(begin)
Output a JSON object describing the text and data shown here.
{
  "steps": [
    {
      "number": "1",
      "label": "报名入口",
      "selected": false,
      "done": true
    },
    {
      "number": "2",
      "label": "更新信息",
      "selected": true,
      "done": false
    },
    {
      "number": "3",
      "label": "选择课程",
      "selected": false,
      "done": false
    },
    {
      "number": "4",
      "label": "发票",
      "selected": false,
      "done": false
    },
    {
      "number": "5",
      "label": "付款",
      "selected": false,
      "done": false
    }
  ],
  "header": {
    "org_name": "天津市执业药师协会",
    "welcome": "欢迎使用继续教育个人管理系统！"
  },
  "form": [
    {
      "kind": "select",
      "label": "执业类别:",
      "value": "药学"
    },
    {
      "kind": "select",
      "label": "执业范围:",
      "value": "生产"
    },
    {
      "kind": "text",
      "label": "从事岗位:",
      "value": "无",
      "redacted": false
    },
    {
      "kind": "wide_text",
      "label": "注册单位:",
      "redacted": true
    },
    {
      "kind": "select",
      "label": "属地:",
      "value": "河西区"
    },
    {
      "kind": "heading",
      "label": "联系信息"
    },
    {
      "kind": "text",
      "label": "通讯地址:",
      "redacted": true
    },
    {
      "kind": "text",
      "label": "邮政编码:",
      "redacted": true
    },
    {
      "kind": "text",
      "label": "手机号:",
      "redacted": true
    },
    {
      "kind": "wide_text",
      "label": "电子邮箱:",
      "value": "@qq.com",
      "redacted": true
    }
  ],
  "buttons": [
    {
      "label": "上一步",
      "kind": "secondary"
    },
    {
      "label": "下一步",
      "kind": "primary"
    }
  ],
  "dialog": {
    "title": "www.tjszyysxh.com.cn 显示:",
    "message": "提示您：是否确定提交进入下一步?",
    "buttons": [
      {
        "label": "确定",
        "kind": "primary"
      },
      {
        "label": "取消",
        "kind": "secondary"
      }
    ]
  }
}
(end)
Problem to work on -
Retype the listing exactly, in full.

Reply to the task -
Output a JSON object describing the text and data shown here.
{
  "steps": [
    {
      "number": "1",
      "label": "报名入口",
      "selected": false,
      "done": true
    },
    {
      "number": "2",
      "label": "更新信息",
      "selected": true,
      "done": false
    },
    {
      "number": "3",
      "label": "选择课程",
      "selected": false,
      "done": false
    },
    {
      "number": "4",
      "label": "发票",
      "selected": false,
      "done": false
    },
    {
      "number": "5",
      "label": "付款",
      "selected": false,
      "done": false
    }
  ],
  "header": {
    "org_name": "天津市执业药师协会",
    "welcome": "欢迎使用继续教育个人管理系统！"
  },
  "form": [
    {
      "kind": "select",
      "label": "执业类别:",
      "value": "药学"
    },
    {
      "kind": "select",
      "label": "执业范围:",
      "value": "生产"
    },
    {
      "kind": "text",
      "label": "从事岗位:",
      "value": "无",
      "redacted": false
    },
    {
      "kind": "wide_text",
      "label": "注册单位:",
      "redacted": true
    },
    {
      "kind": "select",
      "label": "属地:",
      "value": "河西区"
    },
    {
      "kind": "heading",
      "label": "联系信息"
    },
    {
      "kind": "text",
      "label": "通讯地址:",
      "redacted": true
    },
    {
      "kind": "text",
      "label": "邮政编码:",
      "redacted": true
    },
    {
      "kind": "text",
      "label": "手机号:",
      "redacted": true
    },
    {
      "kind": "wide_text",
      "label": "电子邮箱:",
      "value": "@qq.com",
      "redacted": true
    }
  ],
  "buttons": [
    {
      "label": "上一步",
      "kind": "secondary"
    },
    {
      "label": "下一步",
      "kind": "primary"
    }
  ],
  "dialog": {
    "title": "www.tjszyysxh.com.cn 显示:",
    "message": "提示您：是否确定提交进入下一步?",
    "buttons": [
      {
        "label": "确定",
        "kind": "primary"
      },
      {
        "label": "取消",
        "kind": "secondary"
      }
    ]
  }
}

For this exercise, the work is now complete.